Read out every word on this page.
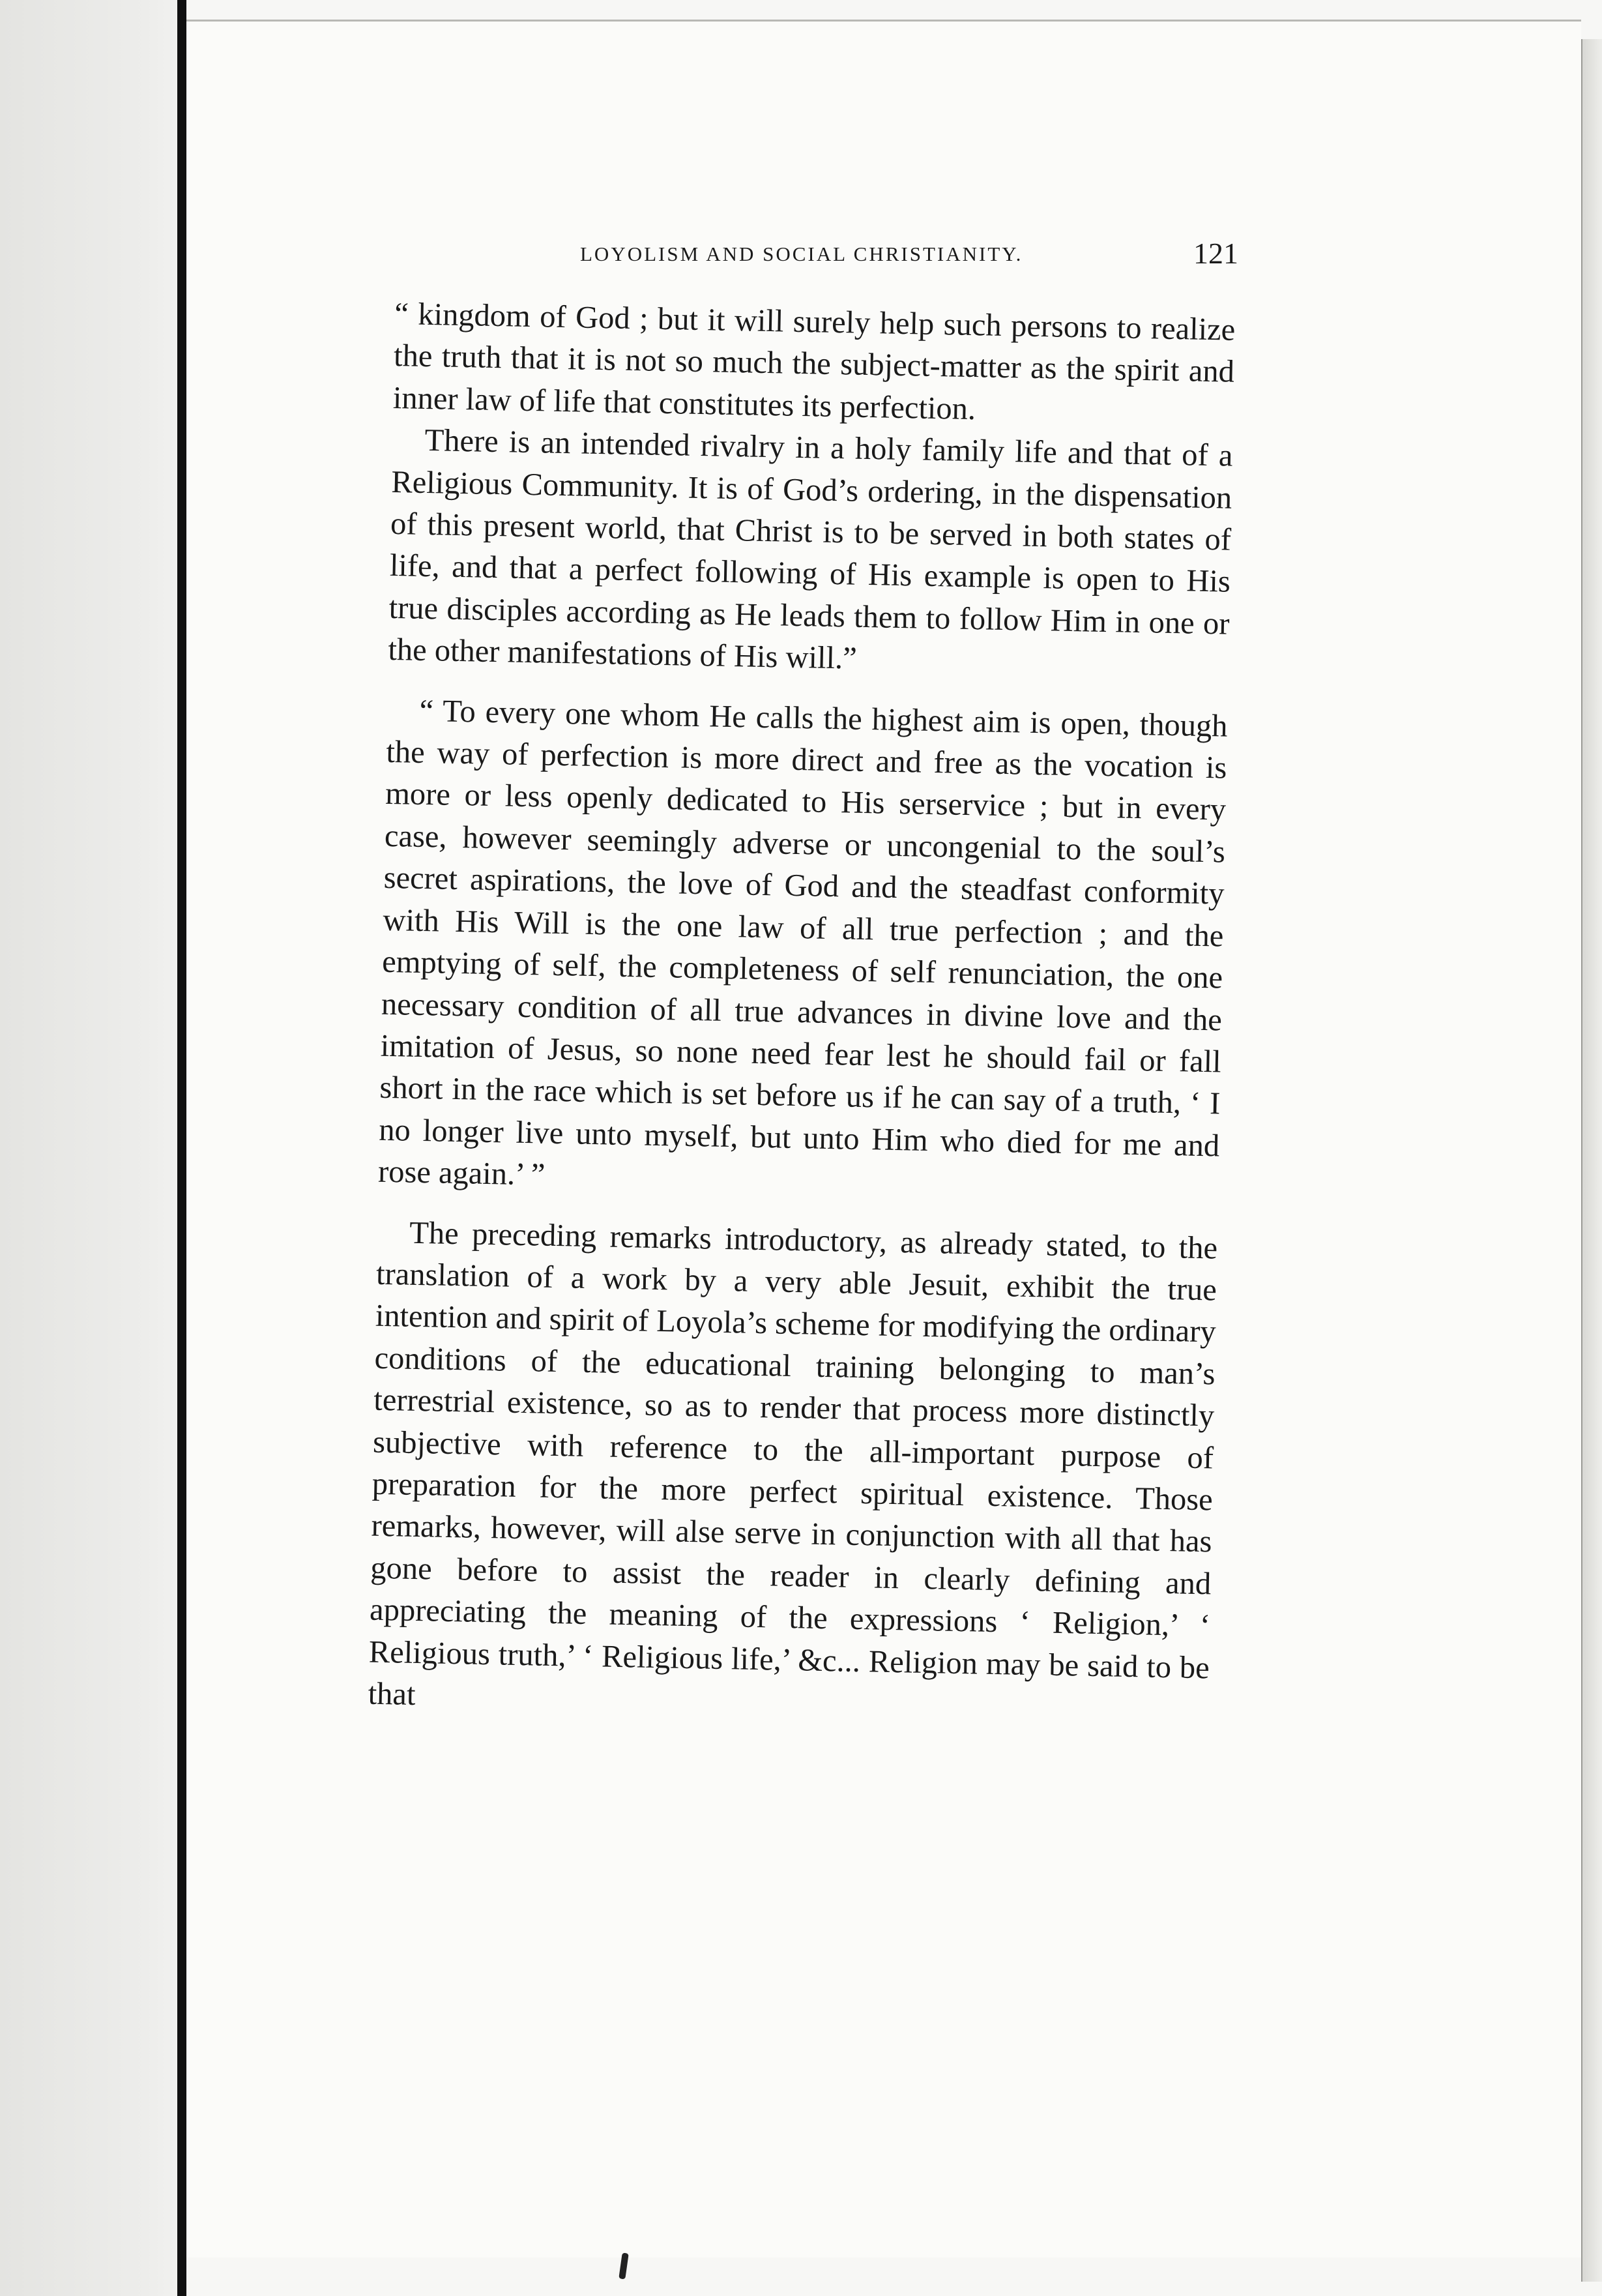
LOYOLISM AND SOCIAL CHRISTIANITY.	121

“ kingdom of God ; but it will surely help such persons to realize the truth that it is not so much the subject-matter as the spirit and inner law of life that constitutes its perfection.

There is an intended rivalry in a holy family life and that of a Religious Community. It is of God’s ordering, in the dispensation of this present world, that Christ is to be served in both states of life, and that a perfect following of His example is open to His true disciples according as He leads them to follow Him in one or the other manifestations of His will.”

“ To every one whom He calls the highest aim is open, though the way of perfection is more direct and free as the vocation is more or less openly dedicated to His serservice ; but in every case, however seemingly adverse or uncongenial to the soul’s secret aspirations, the love of God and the steadfast conformity with His Will is the one law of all true perfection ; and the emptying of self, the completeness of self renunciation, the one necessary condition of all true advances in divine love and the imitation of Jesus, so none need fear lest he should fail or fall short in the race which is set before us if he can say of a truth, ‘ I no longer live unto myself, but unto Him who died for me and rose again.’ ”

The preceding remarks introductory, as already stated, to the translation of a work by a very able Jesuit, exhibit the true intention and spirit of Loyola’s scheme for modifying the ordinary conditions of the educational training belonging to man’s terrestrial existence, so as to render that process more distinctly subjective with reference to the all-important purpose of preparation for the more perfect spiritual existence. Those remarks, however, will alse serve in conjunction with all that has gone before to assist the reader in clearly defining and appreciating the meaning of the expressions ‘ Religion,’ ‘ Religious truth,’ ‘ Religious life,’ &c... Religion may be said to be that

GOAL: Images must not appear in the copy; reproduce everything else in the records verbatim.

RESULT OF THIS EXERCISE:
Read out every word on this page.
LOYOLISM AND SOCIAL CHRISTIANITY.	121

“ kingdom of God ; but it will surely help such persons to realize the truth that it is not so much the subject-matter as the spirit and inner law of life that constitutes its perfection.

There is an intended rivalry in a holy family life and that of a Religious Community. It is of God’s ordering, in the dispensation of this present world, that Christ is to be served in both states of life, and that a perfect following of His example is open to His true disciples according as He leads them to follow Him in one or the other manifestations of His will.”

“ To every one whom He calls the highest aim is open, though the way of perfection is more direct and free as the vocation is more or less openly dedicated to His serservice ; but in every case, however seemingly adverse or uncongenial to the soul’s secret aspirations, the love of God and the steadfast conformity with His Will is the one law of all true perfection ; and the emptying of self, the completeness of self renunciation, the one necessary condition of all true advances in divine love and the imitation of Jesus, so none need fear lest he should fail or fall short in the race which is set before us if he can say of a truth, ‘ I no longer live unto myself, but unto Him who died for me and rose again.’ ”

The preceding remarks introductory, as already stated, to the translation of a work by a very able Jesuit, exhibit the true intention and spirit of Loyola’s scheme for modifying the ordinary conditions of the educational training belonging to man’s terrestrial existence, so as to render that process more distinctly subjective with reference to the all-important purpose of preparation for the more perfect spiritual existence. Those remarks, however, will alse serve in conjunction with all that has gone before to assist the reader in clearly defining and appreciating the meaning of the expressions ‘ Religion,’ ‘ Religious truth,’ ‘ Religious life,’ &c... Religion may be said to be that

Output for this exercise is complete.